Problem to solve: Could you extract every entry below and reproduce it exactly?

Items:

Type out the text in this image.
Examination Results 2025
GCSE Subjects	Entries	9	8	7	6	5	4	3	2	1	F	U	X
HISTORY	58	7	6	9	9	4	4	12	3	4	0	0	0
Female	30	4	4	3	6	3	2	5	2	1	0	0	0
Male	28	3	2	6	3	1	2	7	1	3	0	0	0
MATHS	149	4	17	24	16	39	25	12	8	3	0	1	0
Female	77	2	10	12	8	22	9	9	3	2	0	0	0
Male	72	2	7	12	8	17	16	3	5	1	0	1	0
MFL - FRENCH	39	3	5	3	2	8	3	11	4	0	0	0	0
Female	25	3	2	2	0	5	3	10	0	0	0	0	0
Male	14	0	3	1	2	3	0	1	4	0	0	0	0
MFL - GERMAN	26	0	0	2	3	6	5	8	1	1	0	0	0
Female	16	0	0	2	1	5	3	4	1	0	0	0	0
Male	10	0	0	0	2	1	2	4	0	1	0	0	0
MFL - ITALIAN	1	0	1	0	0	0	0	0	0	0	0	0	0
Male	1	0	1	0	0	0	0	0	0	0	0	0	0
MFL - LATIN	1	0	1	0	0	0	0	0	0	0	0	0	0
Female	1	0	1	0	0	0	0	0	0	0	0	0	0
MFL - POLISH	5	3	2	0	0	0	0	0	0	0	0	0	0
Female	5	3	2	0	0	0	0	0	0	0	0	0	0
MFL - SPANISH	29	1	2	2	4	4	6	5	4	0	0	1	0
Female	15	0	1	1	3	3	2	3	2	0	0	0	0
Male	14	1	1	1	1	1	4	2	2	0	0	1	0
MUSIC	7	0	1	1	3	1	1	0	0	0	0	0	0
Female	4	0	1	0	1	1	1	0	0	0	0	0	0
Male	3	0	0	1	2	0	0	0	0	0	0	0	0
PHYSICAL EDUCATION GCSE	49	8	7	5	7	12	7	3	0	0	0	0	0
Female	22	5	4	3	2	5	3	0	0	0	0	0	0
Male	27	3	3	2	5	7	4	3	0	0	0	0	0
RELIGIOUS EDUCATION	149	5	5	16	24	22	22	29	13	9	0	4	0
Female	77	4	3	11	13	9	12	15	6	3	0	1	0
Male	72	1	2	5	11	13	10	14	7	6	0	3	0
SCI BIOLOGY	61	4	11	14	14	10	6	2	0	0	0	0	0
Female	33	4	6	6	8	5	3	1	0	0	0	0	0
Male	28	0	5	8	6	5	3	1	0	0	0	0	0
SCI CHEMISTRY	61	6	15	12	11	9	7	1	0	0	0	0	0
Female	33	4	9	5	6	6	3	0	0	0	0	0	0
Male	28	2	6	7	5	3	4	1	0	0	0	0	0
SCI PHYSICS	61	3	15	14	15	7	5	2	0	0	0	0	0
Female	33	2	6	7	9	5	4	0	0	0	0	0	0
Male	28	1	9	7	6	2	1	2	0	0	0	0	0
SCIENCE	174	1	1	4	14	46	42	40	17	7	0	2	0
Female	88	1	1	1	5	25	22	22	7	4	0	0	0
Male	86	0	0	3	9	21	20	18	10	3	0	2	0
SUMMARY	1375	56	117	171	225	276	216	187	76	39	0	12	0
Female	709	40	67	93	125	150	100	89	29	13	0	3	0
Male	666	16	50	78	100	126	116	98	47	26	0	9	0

Reply:
Type out the text in this image.
Examination Results 2025
GCSE Subjects	Entries	9	8	7	6	5	4	3	2	1	F	U	X
HISTORY	58	7	6	9	9	4	4	12	3	4	0	0	0
Female	30	4	4	3	6	3	2	5	2	1	0	0	0
Male	28	3	2	6	3	1	2	7	1	3	0	0	0
MATHS	149	4	17	24	16	39	25	12	8	3	0	1	0
Female	77	2	10	12	8	22	9	9	3	2	0	0	0
Male	72	2	7	12	8	17	16	3	5	1	0	1	0
MFL - FRENCH	39	3	5	3	2	8	3	11	4	0	0	0	0
Female	25	3	2	2	0	5	3	10	0	0	0	0	0
Male	14	0	3	1	2	3	0	1	4	0	0	0	0
MFL - GERMAN	26	0	0	2	3	6	5	8	1	1	0	0	0
Female	16	0	0	2	1	5	3	4	1	0	0	0	0
Male	10	0	0	0	2	1	2	4	0	1	0	0	0
MFL - ITALIAN	1	0	1	0	0	0	0	0	0	0	0	0	0
Male	1	0	1	0	0	0	0	0	0	0	0	0	0
MFL - LATIN	1	0	1	0	0	0	0	0	0	0	0	0	0
Female	1	0	1	0	0	0	0	0	0	0	0	0	0
MFL - POLISH	5	3	2	0	0	0	0	0	0	0	0	0	0
Female	5	3	2	0	0	0	0	0	0	0	0	0	0
MFL - SPANISH	29	1	2	2	4	4	6	5	4	0	0	1	0
Female	15	0	1	1	3	3	2	3	2	0	0	0	0
Male	14	1	1	1	1	1	4	2	2	0	0	1	0
MUSIC	7	0	1	1	3	1	1	0	0	0	0	0	0
Female	4	0	1	0	1	1	1	0	0	0	0	0	0
Male	3	0	0	1	2	0	0	0	0	0	0	0	0
PHYSICAL EDUCATION GCSE	49	8	7	5	7	12	7	3	0	0	0	0	0
Female	22	5	4	3	2	5	3	0	0	0	0	0	0
Male	27	3	3	2	5	7	4	3	0	0	0	0	0
RELIGIOUS EDUCATION	149	5	5	16	24	22	22	29	13	9	0	4	0
Female	77	4	3	11	13	9	12	15	6	3	0	1	0
Male	72	1	2	5	11	13	10	14	7	6	0	3	0
SCI BIOLOGY	61	4	11	14	14	10	6	2	0	0	0	0	0
Female	33	4	6	6	8	5	3	1	0	0	0	0	0
Male	28	0	5	8	6	5	3	1	0	0	0	0	0
SCI CHEMISTRY	61	6	15	12	11	9	7	1	0	0	0	0	0
Female	33	4	9	5	6	6	3	0	0	0	0	0	0
Male	28	2	6	7	5	3	4	1	0	0	0	0	0
SCI PHYSICS	61	3	15	14	15	7	5	2	0	0	0	0	0
Female	33	2	6	7	9	5	4	0	0	0	0	0	0
Male	28	1	9	7	6	2	1	2	0	0	0	0	0
SCIENCE	174	1	1	4	14	46	42	40	17	7	0	2	0
Female	88	1	1	1	5	25	22	22	7	4	0	0	0
Male	86	0	0	3	9	21	20	18	10	3	0	2	0
SUMMARY	1375	56	117	171	225	276	216	187	76	39	0	12	0
Female	709	40	67	93	125	150	100	89	29	13	0	3	0
Male	666	16	50	78	100	126	116	98	47	26	0	9	0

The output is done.